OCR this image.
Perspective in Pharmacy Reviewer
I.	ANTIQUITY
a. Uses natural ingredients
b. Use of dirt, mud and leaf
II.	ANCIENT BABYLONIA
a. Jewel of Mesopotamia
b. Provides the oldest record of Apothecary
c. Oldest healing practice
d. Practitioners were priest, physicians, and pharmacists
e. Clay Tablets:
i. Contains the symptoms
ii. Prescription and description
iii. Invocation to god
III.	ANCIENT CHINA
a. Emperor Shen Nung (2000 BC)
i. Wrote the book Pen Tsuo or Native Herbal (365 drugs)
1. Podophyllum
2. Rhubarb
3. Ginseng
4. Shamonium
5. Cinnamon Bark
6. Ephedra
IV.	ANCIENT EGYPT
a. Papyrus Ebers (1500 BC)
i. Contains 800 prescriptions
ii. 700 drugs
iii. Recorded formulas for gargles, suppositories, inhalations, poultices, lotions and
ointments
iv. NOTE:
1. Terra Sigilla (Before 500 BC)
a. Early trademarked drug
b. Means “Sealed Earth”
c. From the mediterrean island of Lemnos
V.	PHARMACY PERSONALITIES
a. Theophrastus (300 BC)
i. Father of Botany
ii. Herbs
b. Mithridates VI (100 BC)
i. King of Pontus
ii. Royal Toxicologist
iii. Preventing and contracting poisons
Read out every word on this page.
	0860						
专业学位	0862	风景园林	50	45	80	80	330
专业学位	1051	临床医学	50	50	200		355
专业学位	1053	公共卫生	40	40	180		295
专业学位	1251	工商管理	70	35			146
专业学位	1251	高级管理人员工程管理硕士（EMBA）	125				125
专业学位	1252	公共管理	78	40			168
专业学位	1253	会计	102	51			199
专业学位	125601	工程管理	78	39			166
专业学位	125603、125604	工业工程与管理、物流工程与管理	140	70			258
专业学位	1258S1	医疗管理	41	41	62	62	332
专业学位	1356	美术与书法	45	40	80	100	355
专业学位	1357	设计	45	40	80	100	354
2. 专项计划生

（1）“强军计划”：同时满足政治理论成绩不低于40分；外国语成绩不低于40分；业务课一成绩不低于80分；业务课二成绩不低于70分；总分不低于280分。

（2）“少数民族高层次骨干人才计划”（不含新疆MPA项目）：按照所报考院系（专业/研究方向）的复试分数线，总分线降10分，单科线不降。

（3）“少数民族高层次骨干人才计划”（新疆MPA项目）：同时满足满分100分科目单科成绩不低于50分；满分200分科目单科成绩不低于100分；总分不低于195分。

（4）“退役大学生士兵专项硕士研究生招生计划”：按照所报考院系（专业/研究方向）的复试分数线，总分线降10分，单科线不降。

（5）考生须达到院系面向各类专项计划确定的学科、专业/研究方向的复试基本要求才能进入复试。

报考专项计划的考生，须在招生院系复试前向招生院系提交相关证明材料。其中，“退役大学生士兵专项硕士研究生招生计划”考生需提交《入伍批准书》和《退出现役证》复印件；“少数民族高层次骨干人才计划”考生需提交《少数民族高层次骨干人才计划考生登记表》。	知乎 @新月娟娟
· · ·
Using the listing above, say how many of its lines contain the string "的复试分数线", giving nothing but the figure.

- Complete output:
2